AIM: Quote every line of the material beneath this one.

Saved data entries:
════════════════════

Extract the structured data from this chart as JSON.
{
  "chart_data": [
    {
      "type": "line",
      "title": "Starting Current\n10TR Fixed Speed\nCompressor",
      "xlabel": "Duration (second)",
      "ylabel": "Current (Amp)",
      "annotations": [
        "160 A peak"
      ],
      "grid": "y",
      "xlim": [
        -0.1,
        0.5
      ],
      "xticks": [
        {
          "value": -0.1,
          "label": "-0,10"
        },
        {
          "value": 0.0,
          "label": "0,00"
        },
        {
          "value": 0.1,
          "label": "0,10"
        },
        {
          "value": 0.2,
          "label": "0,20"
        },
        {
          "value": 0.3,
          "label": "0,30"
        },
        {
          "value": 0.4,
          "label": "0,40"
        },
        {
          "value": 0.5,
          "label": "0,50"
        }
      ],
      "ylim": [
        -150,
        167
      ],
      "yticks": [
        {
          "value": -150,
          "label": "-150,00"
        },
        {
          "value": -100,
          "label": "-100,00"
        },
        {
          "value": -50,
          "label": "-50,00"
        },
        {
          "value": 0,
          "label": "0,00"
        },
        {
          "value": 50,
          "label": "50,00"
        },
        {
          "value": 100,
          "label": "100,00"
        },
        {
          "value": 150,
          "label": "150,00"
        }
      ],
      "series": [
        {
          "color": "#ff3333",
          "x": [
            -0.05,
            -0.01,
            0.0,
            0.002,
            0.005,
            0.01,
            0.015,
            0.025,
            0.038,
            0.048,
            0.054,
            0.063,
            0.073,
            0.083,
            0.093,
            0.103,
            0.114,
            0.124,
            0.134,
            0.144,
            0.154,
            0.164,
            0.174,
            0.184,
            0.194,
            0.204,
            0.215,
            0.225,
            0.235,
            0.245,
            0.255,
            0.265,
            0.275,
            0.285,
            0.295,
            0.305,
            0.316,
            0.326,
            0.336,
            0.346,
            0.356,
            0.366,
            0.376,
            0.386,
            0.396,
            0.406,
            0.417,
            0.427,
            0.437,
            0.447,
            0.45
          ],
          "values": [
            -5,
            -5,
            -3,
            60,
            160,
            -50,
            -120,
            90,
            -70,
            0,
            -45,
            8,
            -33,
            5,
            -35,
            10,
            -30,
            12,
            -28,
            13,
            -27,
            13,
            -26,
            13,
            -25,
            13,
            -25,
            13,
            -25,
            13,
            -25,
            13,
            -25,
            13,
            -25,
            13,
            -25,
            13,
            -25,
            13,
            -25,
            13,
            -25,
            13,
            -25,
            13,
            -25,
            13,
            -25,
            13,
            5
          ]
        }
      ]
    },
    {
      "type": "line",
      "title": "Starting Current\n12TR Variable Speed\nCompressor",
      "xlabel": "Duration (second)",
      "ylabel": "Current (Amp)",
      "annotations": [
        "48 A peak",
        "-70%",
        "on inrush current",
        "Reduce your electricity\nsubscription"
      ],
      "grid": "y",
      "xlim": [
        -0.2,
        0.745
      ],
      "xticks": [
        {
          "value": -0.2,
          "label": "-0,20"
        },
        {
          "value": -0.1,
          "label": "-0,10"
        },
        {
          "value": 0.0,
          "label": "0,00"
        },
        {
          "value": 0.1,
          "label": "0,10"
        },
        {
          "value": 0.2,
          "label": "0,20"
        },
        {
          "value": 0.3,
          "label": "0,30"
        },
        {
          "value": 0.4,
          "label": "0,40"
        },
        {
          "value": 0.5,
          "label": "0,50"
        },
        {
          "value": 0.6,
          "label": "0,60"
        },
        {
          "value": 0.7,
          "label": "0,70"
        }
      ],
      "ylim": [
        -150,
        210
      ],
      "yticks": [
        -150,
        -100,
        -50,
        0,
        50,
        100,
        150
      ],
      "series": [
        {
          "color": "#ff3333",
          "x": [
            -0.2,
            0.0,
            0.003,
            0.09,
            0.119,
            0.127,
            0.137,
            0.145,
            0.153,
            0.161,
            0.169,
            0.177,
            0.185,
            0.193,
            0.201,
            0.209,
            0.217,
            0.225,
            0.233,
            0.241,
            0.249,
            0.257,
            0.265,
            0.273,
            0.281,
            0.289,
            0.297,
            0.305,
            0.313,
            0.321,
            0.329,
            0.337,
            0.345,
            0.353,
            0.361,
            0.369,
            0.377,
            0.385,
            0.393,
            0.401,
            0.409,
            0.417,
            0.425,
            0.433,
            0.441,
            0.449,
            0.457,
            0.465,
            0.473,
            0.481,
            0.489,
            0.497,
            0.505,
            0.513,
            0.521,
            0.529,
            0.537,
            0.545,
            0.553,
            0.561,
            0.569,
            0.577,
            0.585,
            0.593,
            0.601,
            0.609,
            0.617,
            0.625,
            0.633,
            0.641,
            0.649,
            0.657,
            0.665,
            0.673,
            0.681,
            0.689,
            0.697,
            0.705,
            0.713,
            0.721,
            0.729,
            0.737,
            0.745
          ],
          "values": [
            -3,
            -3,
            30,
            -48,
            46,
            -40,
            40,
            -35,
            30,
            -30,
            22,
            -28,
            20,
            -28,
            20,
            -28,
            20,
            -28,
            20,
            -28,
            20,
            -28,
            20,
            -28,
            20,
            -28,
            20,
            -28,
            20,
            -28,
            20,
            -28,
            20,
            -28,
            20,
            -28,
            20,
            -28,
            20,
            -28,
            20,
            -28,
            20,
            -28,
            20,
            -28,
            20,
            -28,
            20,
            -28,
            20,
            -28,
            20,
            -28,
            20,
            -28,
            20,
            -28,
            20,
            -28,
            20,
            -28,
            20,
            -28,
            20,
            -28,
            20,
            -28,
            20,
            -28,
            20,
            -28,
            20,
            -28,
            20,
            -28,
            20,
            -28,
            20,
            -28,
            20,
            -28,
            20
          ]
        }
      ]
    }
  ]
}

════════════════════

THE REPLY:
Extract the structured data from this chart as JSON.
{
  "chart_data": [
    {
      "type": "line",
      "title": "Starting Current\n10TR Fixed Speed\nCompressor",
      "xlabel": "Duration (second)",
      "ylabel": "Current (Amp)",
      "annotations": [
        "160 A peak"
      ],
      "grid": "y",
      "xlim": [
        -0.1,
        0.5
      ],
      "xticks": [
        {
          "value": -0.1,
          "label": "-0,10"
        },
        {
          "value": 0.0,
          "label": "0,00"
        },
        {
          "value": 0.1,
          "label": "0,10"
        },
        {
          "value": 0.2,
          "label": "0,20"
        },
        {
          "value": 0.3,
          "label": "0,30"
        },
        {
          "value": 0.4,
          "label": "0,40"
        },
        {
          "value": 0.5,
          "label": "0,50"
        }
      ],
      "ylim": [
        -150,
        167
      ],
      "yticks": [
        {
          "value": -150,
          "label": "-150,00"
        },
        {
          "value": -100,
          "label": "-100,00"
        },
        {
          "value": -50,
          "label": "-50,00"
        },
        {
          "value": 0,
          "label": "0,00"
        },
        {
          "value": 50,
          "label": "50,00"
        },
        {
          "value": 100,
          "label": "100,00"
        },
        {
          "value": 150,
          "label": "150,00"
        }
      ],
      "series": [
        {
          "color": "#ff3333",
          "x": [
            -0.05,
            -0.01,
            0.0,
            0.002,
            0.005,
            0.01,
            0.015,
            0.025,
            0.038,
            0.048,
            0.054,
            0.063,
            0.073,
            0.083,
            0.093,
            0.103,
            0.114,
            0.124,
            0.134,
            0.144,
            0.154,
            0.164,
            0.174,
            0.184,
            0.194,
            0.204,
            0.215,
            0.225,
            0.235,
            0.245,
            0.255,
            0.265,
            0.275,
            0.285,
            0.295,
            0.305,
            0.316,
            0.326,
            0.336,
            0.346,
            0.356,
            0.366,
            0.376,
            0.386,
            0.396,
            0.406,
            0.417,
            0.427,
            0.437,
            0.447,
            0.45
          ],
          "values": [
            -5,
            -5,
            -3,
            60,
            160,
            -50,
            -120,
            90,
            -70,
            0,
            -45,
            8,
            -33,
            5,
            -35,
            10,
            -30,
            12,
            -28,
            13,
            -27,
            13,
            -26,
            13,
            -25,
            13,
            -25,
            13,
            -25,
            13,
            -25,
            13,
            -25,
            13,
            -25,
            13,
            -25,
            13,
            -25,
            13,
            -25,
            13,
            -25,
            13,
            -25,
            13,
            -25,
            13,
            -25,
            13,
            5
          ]
        }
      ]
    },
    {
      "type": "line",
      "title": "Starting Current\n12TR Variable Speed\nCompressor",
      "xlabel": "Duration (second)",
      "ylabel": "Current (Amp)",
      "annotations": [
        "48 A peak",
        "-70%",
        "on inrush current",
        "Reduce your electricity\nsubscription"
      ],
      "grid": "y",
      "xlim": [
        -0.2,
        0.745
      ],
      "xticks": [
        {
          "value": -0.2,
          "label": "-0,20"
        },
        {
          "value": -0.1,
          "label": "-0,10"
        },
        {
          "value": 0.0,
          "label": "0,00"
        },
        {
          "value": 0.1,
          "label": "0,10"
        },
        {
          "value": 0.2,
          "label": "0,20"
        },
        {
          "value": 0.3,
          "label": "0,30"
        },
        {
          "value": 0.4,
          "label": "0,40"
        },
        {
          "value": 0.5,
          "label": "0,50"
        },
        {
          "value": 0.6,
          "label": "0,60"
        },
        {
          "value": 0.7,
          "label": "0,70"
        }
      ],
      "ylim": [
        -150,
        210
      ],
      "yticks": [
        -150,
        -100,
        -50,
        0,
        50,
        100,
        150
      ],
      "series": [
        {
          "color": "#ff3333",
          "x": [
            -0.2,
            0.0,
            0.003,
            0.09,
            0.119,
            0.127,
            0.137,
            0.145,
            0.153,
            0.161,
            0.169,
            0.177,
            0.185,
            0.193,
            0.201,
            0.209,
            0.217,
            0.225,
            0.233,
            0.241,
            0.249,
            0.257,
            0.265,
            0.273,
            0.281,
            0.289,
            0.297,
            0.305,
            0.313,
            0.321,
            0.329,
            0.337,
            0.345,
            0.353,
            0.361,
            0.369,
            0.377,
            0.385,
            0.393,
            0.401,
            0.409,
            0.417,
            0.425,
            0.433,
            0.441,
            0.449,
            0.457,
            0.465,
            0.473,
            0.481,
            0.489,
            0.497,
            0.505,
            0.513,
            0.521,
            0.529,
            0.537,
            0.545,
            0.553,
            0.561,
            0.569,
            0.577,
            0.585,
            0.593,
            0.601,
            0.609,
            0.617,
            0.625,
            0.633,
            0.641,
            0.649,
            0.657,
            0.665,
            0.673,
            0.681,
            0.689,
            0.697,
            0.705,
            0.713,
            0.721,
            0.729,
            0.737,
            0.745
          ],
          "values": [
            -3,
            -3,
            30,
            -48,
            46,
            -40,
            40,
            -35,
            30,
            -30,
            22,
            -28,
            20,
            -28,
            20,
            -28,
            20,
            -28,
            20,
            -28,
            20,
            -28,
            20,
            -28,
            20,
            -28,
            20,
            -28,
            20,
            -28,
            20,
            -28,
            20,
            -28,
            20,
            -28,
            20,
            -28,
            20,
            -28,
            20,
            -28,
            20,
            -28,
            20,
            -28,
            20,
            -28,
            20,
            -28,
            20,
            -28,
            20,
            -28,
            20,
            -28,
            20,
            -28,
            20,
            -28,
            20,
            -28,
            20,
            -28,
            20,
            -28,
            20,
            -28,
            20,
            -28,
            20,
            -28,
            20,
            -28,
            20,
            -28,
            20,
            -28,
            20,
            -28,
            20,
            -28,
            20
          ]
        }
      ]
    }
  ]
}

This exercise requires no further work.